### Quoted text
Aboard a Navy aircraft carrier in the Pacific

Beijing — China threatened "resolute countermeasures" over a planned meeting between Taiwan's president and the United States House speaker during an upcoming trip through Los Angeles. Diplomatic pressure against Taiwan has ramped up recently, with Beijing poaching Taipei's dwindling number of diplomatic allies while also sending military fighter jets flying toward the island on a near daily basis.

Earlier this month, Honduras established diplomatic relations with China, leaving Taiwan with only 13 countries that recognize it as a sovereign state.

President Tsai Ing-wen framed the trip as a chance to show Taiwan's commitment to democratic values on the world stage, as she left Taiwan Wednesday afternoon to begin her 10-day tour of the Americas.

Taiwan US China
Taiwan's Presidential office secretary general Lin Chia-lung, left, President Tsai Ing-wen, center, and Foreign Minister Joseph Wu wave before Tsai's departure on an overseas trip at Taoyuan International Airport in Taipei, Taiwan, March 29, 2023. Johnson Lai/AP

"I want to tell the whole world democratic Taiwan will resolutely safeguard the values of freedom and democracy, and will continue to be a force for good in the world, continuing a cycle of goodness, strengthening the resilience of democracy in the world," she told reporters before she boarded the plane. "External pressure will not obstruct our resolution to engage with the world."

Tsai is scheduled to transit through New York on March 30 before heading to Guatemala and Belize. On April 5, she's expected to stop in Los Angeles on her way back to Taiwan, at which time the meeting with U.S. House Speaker Kevin McCarthy is expected, though not confirmed. 

Speaking to reporters Tuesday, U.S. National Security Council spokesman John Kirby said there were no plans for Biden administration officials to meet Tsai on her time in the U.S., as they are "private" and "unofficial" stopovers.

### Task
Reproduce the excerpt on Taiwan's diplomatic standing between "Earlier this month, Honduras" and "of the Americas.", inclusive, switching "10-day" to "ten-day".

### Provided material
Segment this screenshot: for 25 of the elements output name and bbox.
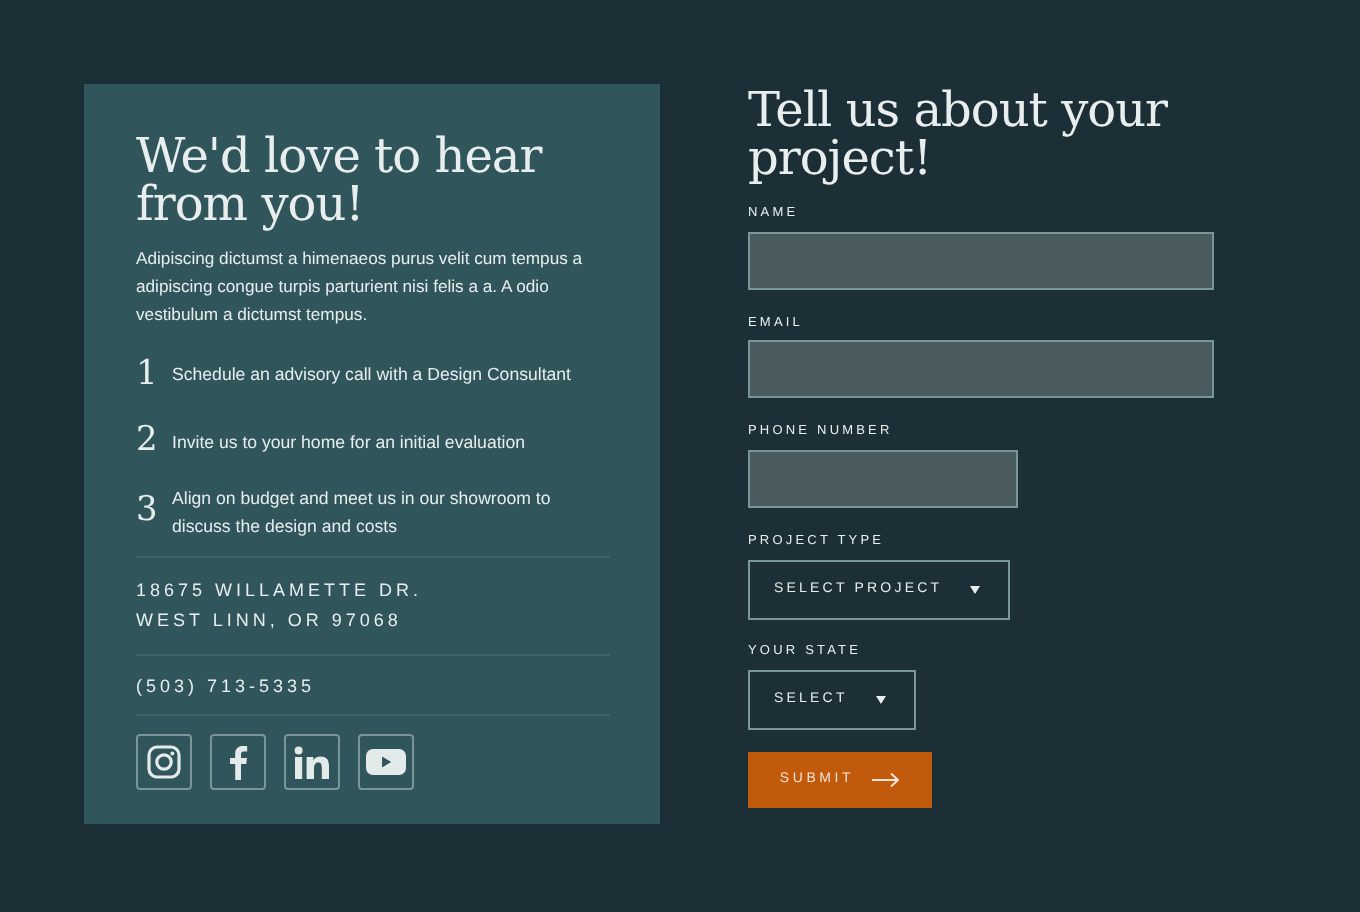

### Full response
Earlier this month, Honduras established diplomatic relations with China, leaving Taiwan with only 13 countries that recognize it as a sovereign state.

President Tsai Ing-wen framed the trip as a chance to show Taiwan's commitment to democratic values on the world stage, as she left Taiwan Wednesday afternoon to begin her ten-day tour of the Americas.